## Work to complete
Scan the listing below for the word "ADDRESS" and state how many lines hold it. Write nothing but the number.

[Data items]
%%

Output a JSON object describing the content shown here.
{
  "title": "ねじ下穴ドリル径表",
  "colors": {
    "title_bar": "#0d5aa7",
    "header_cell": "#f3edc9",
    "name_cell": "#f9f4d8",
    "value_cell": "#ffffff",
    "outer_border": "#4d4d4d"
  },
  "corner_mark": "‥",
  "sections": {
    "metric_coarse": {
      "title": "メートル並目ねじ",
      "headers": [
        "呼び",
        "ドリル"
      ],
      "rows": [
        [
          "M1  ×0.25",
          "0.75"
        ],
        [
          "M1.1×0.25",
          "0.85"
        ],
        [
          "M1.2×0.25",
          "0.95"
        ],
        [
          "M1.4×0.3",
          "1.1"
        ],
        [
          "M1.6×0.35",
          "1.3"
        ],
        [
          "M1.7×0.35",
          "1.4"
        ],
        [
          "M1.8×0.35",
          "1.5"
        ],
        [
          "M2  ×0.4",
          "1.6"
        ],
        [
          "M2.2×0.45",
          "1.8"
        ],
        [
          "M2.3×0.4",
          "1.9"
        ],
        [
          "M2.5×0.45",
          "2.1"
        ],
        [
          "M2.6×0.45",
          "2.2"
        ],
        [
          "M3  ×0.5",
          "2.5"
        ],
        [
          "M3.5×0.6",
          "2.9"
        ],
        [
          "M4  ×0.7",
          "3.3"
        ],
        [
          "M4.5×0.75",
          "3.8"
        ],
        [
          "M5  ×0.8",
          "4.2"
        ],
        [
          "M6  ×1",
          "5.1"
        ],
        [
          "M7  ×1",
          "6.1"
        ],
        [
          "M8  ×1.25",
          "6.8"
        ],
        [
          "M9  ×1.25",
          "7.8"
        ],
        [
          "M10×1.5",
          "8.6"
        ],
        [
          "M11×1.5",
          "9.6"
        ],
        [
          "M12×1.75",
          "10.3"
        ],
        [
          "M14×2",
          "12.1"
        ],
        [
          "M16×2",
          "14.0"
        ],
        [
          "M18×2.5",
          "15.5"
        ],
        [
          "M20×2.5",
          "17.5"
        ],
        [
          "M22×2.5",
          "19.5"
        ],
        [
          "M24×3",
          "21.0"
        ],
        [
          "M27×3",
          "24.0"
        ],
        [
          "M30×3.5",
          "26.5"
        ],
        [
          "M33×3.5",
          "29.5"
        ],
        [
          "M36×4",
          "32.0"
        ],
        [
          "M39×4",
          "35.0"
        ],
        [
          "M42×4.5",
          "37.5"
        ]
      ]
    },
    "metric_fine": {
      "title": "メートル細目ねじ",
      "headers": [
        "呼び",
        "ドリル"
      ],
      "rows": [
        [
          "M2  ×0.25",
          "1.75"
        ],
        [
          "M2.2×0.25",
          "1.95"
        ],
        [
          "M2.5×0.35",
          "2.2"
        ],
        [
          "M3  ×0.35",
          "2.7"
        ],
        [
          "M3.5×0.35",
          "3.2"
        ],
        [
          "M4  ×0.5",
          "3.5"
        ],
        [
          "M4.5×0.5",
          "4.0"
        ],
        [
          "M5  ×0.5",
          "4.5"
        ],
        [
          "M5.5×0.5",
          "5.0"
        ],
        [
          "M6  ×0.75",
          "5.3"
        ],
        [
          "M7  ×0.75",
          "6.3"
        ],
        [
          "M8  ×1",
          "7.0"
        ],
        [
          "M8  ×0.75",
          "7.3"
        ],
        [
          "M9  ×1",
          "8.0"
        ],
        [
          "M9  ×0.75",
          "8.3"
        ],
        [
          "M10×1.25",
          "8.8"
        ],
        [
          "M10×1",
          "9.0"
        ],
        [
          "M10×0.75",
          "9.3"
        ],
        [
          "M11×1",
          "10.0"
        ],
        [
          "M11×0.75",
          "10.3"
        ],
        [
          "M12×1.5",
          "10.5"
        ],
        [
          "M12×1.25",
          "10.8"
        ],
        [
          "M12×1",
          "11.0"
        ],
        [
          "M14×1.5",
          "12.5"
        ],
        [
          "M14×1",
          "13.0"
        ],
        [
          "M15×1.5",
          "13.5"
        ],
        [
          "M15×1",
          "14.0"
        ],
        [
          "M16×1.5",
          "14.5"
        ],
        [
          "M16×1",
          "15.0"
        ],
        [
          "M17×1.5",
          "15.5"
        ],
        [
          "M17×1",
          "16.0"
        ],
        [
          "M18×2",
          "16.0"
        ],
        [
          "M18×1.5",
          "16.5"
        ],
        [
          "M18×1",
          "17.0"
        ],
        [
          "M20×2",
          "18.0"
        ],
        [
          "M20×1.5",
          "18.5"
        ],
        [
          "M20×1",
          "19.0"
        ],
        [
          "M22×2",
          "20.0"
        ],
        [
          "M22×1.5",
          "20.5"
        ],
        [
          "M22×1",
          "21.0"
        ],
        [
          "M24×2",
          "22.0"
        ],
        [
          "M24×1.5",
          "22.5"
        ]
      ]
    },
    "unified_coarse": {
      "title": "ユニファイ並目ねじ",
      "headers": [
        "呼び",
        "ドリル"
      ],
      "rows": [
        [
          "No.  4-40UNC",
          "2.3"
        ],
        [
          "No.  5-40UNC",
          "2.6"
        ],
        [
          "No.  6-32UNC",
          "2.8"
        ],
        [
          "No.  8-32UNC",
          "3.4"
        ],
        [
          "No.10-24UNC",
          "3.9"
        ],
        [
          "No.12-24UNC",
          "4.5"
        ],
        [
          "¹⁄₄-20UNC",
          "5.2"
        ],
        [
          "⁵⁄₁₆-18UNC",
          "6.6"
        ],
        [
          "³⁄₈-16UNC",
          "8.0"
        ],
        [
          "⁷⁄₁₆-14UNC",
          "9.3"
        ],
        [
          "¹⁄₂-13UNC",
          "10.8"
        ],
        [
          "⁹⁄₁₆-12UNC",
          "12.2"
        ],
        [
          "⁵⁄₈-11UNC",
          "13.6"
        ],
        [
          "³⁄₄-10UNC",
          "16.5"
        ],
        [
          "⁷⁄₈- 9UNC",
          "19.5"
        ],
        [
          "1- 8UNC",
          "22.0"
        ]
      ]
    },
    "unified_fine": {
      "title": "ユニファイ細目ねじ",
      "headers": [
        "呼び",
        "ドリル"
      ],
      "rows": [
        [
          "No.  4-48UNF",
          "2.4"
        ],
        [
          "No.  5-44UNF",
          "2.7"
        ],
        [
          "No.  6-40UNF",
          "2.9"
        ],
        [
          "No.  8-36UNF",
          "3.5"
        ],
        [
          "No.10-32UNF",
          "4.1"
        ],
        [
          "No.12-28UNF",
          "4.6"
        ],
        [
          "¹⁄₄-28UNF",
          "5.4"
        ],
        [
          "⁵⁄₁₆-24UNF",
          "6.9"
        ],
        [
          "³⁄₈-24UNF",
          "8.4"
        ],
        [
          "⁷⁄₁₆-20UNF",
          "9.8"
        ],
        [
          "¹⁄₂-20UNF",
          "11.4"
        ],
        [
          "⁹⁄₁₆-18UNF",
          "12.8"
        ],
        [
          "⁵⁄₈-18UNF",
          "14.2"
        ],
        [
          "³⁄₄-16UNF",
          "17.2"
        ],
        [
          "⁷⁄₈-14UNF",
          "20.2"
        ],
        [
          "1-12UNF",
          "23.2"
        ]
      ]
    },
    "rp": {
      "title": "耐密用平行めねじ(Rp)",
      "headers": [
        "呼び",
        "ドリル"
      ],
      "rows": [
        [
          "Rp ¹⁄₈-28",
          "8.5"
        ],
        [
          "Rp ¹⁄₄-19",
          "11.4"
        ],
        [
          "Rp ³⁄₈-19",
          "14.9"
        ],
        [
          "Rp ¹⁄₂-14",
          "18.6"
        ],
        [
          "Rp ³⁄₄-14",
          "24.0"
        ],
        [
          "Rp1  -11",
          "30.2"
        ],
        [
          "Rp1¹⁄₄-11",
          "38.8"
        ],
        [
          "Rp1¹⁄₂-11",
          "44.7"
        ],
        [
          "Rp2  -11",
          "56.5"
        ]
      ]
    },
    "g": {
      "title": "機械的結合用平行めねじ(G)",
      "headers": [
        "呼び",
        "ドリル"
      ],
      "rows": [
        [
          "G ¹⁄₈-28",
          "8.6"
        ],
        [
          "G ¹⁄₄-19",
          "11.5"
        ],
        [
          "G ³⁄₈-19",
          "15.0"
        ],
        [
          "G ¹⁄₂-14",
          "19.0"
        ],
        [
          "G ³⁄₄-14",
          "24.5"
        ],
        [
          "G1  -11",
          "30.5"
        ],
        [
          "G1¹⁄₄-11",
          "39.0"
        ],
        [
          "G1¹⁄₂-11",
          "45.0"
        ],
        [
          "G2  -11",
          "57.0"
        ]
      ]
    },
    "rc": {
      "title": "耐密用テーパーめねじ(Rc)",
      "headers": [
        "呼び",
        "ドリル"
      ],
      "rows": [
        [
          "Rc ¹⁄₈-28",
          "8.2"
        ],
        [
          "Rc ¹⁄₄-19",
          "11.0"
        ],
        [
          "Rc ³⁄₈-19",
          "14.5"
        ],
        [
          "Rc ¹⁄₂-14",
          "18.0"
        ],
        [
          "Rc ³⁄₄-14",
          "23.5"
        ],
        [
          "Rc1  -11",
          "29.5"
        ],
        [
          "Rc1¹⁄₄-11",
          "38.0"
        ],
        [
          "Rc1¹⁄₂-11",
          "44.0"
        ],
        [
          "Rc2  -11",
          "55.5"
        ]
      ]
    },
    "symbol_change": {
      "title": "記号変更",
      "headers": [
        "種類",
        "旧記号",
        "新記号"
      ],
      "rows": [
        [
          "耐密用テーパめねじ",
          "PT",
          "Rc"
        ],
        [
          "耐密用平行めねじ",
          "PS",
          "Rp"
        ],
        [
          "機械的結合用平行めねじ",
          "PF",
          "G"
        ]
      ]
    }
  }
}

%%
%%

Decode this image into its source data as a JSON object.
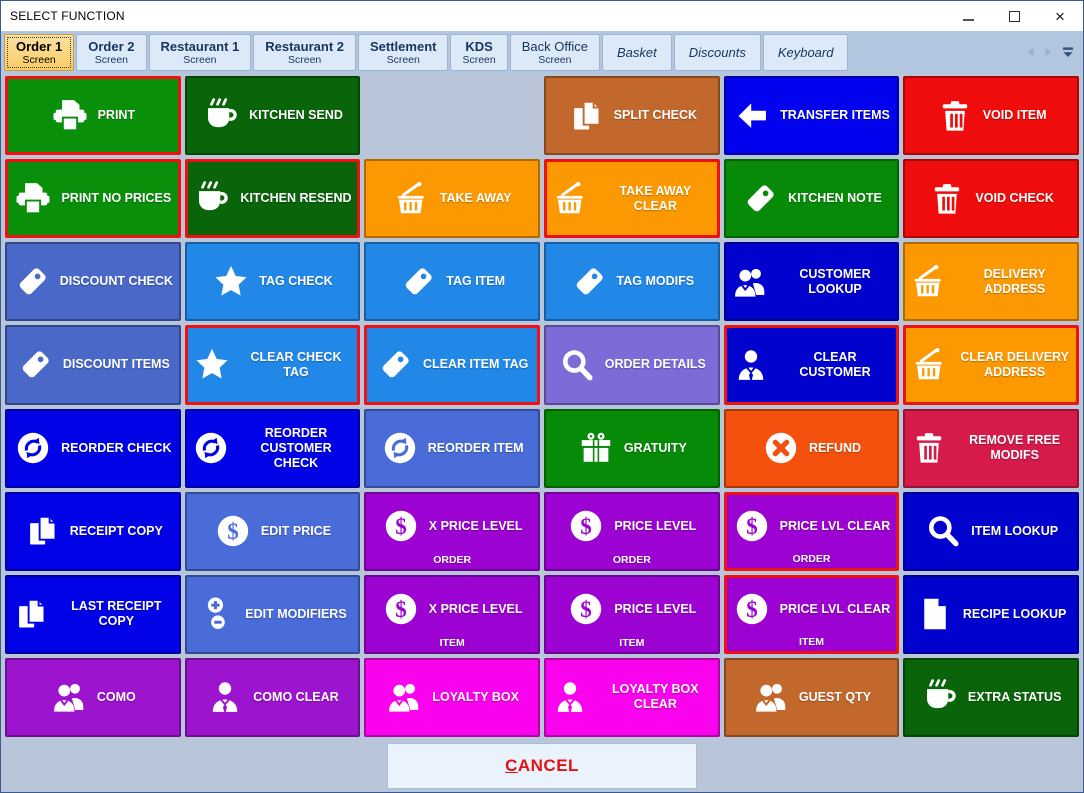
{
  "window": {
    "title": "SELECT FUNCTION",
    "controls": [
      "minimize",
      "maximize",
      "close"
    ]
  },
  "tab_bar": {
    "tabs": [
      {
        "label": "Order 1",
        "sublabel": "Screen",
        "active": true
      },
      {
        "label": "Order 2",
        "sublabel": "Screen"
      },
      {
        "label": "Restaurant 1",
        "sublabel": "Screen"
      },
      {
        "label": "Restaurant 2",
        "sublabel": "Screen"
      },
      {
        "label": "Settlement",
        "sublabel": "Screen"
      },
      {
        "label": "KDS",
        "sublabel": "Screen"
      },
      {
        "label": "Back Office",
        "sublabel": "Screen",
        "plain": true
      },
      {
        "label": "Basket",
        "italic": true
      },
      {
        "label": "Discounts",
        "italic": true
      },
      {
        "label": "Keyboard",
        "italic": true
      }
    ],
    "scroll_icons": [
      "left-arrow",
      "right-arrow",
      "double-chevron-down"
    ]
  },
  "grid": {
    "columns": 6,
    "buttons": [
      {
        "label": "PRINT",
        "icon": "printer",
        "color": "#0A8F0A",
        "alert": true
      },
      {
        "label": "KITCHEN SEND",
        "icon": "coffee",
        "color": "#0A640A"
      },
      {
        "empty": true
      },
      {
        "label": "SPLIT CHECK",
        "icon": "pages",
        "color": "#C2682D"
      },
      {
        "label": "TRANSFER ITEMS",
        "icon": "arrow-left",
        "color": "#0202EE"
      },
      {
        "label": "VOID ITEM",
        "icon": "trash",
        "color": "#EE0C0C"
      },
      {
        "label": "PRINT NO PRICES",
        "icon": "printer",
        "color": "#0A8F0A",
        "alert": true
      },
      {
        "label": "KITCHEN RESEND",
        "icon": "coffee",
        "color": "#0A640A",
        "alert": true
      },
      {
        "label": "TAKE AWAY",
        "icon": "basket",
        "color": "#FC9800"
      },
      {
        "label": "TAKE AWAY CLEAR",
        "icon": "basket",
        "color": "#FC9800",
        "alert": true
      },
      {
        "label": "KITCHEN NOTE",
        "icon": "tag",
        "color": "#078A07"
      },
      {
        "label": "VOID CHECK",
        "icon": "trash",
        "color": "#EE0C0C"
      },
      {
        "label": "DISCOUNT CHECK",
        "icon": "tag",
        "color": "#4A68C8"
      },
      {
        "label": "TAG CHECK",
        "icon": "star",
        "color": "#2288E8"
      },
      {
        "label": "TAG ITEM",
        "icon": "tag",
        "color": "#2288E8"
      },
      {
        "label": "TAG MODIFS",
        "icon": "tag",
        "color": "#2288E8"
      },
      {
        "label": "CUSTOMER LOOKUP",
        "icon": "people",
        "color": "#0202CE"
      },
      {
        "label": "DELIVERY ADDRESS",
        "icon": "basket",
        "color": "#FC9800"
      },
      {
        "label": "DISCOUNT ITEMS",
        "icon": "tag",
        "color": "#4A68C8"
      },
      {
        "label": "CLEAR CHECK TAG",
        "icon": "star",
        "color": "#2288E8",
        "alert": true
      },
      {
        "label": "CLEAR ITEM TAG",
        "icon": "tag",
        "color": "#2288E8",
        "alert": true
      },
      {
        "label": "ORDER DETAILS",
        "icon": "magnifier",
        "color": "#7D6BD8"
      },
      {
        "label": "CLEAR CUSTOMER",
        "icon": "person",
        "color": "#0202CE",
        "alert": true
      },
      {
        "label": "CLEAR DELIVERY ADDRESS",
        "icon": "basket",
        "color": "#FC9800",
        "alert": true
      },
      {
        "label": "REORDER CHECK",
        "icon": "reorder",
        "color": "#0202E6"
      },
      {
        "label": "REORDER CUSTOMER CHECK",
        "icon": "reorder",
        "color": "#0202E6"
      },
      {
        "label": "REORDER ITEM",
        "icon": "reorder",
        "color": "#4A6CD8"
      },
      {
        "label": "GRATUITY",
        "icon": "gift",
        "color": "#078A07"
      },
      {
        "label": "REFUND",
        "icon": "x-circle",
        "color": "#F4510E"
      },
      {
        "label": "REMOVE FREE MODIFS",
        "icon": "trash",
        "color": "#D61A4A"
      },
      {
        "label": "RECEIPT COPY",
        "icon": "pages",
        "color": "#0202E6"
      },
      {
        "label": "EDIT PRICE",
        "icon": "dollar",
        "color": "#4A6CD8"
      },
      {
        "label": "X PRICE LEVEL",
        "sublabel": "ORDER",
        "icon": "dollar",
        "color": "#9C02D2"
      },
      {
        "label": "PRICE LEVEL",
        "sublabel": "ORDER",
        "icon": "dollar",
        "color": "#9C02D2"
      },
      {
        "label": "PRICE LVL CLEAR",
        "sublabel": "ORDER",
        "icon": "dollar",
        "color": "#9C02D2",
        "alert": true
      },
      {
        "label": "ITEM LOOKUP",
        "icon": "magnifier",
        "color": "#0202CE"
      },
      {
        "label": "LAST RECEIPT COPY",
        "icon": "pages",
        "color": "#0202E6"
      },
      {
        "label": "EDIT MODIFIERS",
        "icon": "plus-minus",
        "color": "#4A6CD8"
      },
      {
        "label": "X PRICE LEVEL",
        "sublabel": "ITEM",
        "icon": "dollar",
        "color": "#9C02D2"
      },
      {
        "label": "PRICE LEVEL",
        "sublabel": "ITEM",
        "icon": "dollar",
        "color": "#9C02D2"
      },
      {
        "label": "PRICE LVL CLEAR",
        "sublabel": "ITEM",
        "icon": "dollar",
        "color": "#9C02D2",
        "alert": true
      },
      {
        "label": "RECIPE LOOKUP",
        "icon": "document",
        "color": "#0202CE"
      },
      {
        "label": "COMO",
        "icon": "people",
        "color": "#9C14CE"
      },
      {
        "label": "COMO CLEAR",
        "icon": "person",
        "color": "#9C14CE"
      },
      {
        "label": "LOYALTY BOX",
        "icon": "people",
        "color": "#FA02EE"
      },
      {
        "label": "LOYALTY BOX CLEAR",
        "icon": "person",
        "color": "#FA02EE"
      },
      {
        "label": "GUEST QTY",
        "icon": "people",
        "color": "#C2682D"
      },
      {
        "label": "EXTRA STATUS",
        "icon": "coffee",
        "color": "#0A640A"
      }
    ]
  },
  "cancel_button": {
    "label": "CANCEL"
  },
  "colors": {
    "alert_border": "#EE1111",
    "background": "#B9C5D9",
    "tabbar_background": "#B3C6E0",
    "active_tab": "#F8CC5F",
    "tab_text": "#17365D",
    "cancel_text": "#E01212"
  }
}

%%

## Result
2